▶ _READING TEXT_:
# Homework 4

On this Homework you'll get a chance to 

1. Practice applying the definitions of probability and entropy described in class 
2. Experiment with Olshausen & Field's sparse coding model 

## Setting up the notebook

In [1]:
import numpy as np
import matplotlib.pyplot as plt
from matplotlib import cm
from tqdm.notebook import tqdm
import scipy.io as sio
import os

# Importing functions from class
from OF import *

Downloading O&F images and circuit board...
http://www.rctn.org/bruno/sparsenet/IMAGES.mat has already been downloaded.
http://www.rctn.org/bruno/sparsenet/IMAGES_RAW.mat has already been downloaded.
Starting to download https://dz2cdn1.dzone.com/storage/temp/3542733-printed-circuit-boards.jpg...

▶ _REQUIREMENT 1_: Copy the entries from the start through the line containing "up-arrow-icon [95,41,111,58]", both included.
The homework notebook and the entries after it come from separate sources.

[Spatial layout entries]

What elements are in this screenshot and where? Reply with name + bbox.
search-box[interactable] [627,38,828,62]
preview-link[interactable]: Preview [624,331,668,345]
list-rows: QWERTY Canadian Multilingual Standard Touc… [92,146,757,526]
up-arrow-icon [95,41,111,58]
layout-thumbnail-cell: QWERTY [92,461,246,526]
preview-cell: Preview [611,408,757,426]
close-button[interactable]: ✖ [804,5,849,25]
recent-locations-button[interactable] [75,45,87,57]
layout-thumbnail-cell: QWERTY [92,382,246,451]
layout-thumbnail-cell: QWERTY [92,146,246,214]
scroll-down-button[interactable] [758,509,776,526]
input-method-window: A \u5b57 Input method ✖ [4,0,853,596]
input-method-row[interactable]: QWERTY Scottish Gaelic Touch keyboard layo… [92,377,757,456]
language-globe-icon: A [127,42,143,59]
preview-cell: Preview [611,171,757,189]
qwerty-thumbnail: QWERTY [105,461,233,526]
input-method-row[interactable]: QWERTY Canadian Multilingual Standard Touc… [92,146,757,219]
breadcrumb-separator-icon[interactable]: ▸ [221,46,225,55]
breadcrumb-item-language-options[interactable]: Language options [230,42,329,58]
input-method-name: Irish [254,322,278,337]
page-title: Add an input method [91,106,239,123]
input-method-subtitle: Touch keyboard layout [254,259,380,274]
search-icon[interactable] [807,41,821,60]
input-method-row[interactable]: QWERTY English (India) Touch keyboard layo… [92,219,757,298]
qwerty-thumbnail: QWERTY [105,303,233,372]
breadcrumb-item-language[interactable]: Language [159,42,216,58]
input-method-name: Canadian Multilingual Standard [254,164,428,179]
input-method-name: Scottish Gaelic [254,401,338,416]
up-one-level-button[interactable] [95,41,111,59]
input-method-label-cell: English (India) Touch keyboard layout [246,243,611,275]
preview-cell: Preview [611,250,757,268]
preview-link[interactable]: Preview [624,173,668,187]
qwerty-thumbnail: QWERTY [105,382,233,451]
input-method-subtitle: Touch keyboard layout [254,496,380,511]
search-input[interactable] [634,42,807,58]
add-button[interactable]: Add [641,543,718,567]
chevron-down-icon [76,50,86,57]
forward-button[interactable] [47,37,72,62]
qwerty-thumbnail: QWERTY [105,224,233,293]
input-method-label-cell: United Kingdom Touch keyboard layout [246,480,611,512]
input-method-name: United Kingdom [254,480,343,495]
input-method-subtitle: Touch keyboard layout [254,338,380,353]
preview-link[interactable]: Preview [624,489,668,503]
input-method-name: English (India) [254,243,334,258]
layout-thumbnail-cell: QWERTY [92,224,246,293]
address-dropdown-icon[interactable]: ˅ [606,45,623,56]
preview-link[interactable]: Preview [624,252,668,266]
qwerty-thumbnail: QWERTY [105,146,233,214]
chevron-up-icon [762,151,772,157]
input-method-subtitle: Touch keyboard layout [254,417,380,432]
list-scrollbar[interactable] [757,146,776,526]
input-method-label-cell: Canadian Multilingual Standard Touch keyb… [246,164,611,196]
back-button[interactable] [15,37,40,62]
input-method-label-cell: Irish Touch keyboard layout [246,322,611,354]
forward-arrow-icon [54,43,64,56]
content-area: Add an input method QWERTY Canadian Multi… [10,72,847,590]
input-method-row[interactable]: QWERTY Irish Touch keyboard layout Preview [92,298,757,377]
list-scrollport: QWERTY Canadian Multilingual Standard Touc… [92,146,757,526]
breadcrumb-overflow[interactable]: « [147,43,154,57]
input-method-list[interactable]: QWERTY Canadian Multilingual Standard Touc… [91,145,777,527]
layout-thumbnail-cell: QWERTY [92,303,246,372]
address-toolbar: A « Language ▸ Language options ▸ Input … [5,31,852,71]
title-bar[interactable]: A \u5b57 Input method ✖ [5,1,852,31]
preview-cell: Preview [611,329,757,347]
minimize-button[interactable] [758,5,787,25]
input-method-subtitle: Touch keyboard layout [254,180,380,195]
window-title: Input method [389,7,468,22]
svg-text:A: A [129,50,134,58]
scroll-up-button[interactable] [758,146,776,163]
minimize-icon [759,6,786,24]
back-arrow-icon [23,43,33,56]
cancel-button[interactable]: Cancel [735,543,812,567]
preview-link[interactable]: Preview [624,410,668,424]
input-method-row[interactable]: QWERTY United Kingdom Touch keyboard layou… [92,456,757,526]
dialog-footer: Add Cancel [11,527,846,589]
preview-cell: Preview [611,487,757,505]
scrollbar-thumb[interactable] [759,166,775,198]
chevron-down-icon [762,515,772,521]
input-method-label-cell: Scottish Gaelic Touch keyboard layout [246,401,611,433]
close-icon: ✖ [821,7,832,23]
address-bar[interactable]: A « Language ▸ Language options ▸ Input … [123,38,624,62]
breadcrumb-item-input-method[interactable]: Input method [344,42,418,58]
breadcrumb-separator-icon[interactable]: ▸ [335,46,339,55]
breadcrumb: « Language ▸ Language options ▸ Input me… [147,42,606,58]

▶ _REQUIREMENT 2_:
Answer these questions about the homework notebook:
(a) Whose sparse coding model will the homework involve experimenting with?
(b) Which module is imported under the name sio?
(c) The download of which file is reported as starting?

▶ _EXERCISE ANSWER 1_:
What elements are in this screenshot and where? Reply with name + bbox.
search-box[interactable] [627,38,828,62]
preview-link[interactable]: Preview [624,331,668,345]
list-rows: QWERTY Canadian Multilingual Standard Touc… [92,146,757,526]
up-arrow-icon [95,41,111,58]

▶ _EXERCISE ANSWER 2_:
(a) Olshausen & Field's
(b) scipy.io
(c) https://dz2cdn1.dzone.com/storage/temp/3542733-printed-circuit-boards.jpg